_EXTRACT PROVIDED_

○ ○ ○

It was 20 years ago this week that I argued in this space that we were in the late stages of a crucial ball game focused on the First Amendment. The clock was running, I said, and the buzzer was soon to sound.
At issue was the long-running contest between two key phrases in the amendment. One team featured zealots for the prohibition of any governmental action that might help establish any particular religion as “official.” The other team starred players who stressed the requirement that the free exercise of religion never be restricted.
The two concepts are, of course, in some tension with each other. The writers of the Constitution meant that to be so. And for most of our nation’s first two centuries, that tension was creatively respected.
But then, during the last half of the 1900s, from World War II on, all kinds of regulations and court rulings seemed to give the advantage in this crucial game to those who constantly feared the formation in America of something like a theocracy. When the “No Establishment” batters struck out with their scaremongering tactics, the umps gave them an extra swing or two at the ball. Fouls were called fair. Runners who were tagged out by a dozen feet were called safe. School children, assigned to write essays on “What Christmas Means to Me,” were told not to mention Christ’s birth. Just to be on the safe side, employees were encouraged to substitute the word holiday for Christmas. Churches couldn’t rent space, otherwise idle on Sundays, in public buildings.

○ ○ ○

_PROBLEM STATEMENT_
Set down, word for word, the passage from the First Amendment piece above between "But then, during" and "in public buildings.", inclusive.

_DATASET CONTENT_
○ ○ ○

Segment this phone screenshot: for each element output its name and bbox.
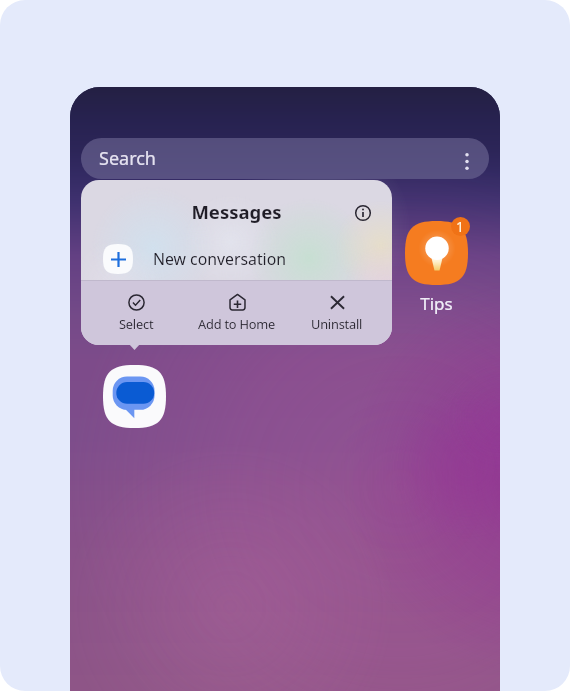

○ ○ ○

_EXERCISE RESPONSE_
But then, during the last half of the 1900s, from World War II on, all kinds of regulations and court rulings seemed to give the advantage in this crucial game to those who constantly feared the formation in America of something like a theocracy. When the “No Establishment” batters struck out with their scaremongering tactics, the umps gave them an extra swing or two at the ball. Fouls were called fair. Runners who were tagged out by a dozen feet were called safe. School children, assigned to write essays on “What Christmas Means to Me,” were told not to mention Christ’s birth. Just to be on the safe side, employees were encouraged to substitute the word holiday for Christmas. Churches couldn’t rent space, otherwise idle on Sundays, in public buildings.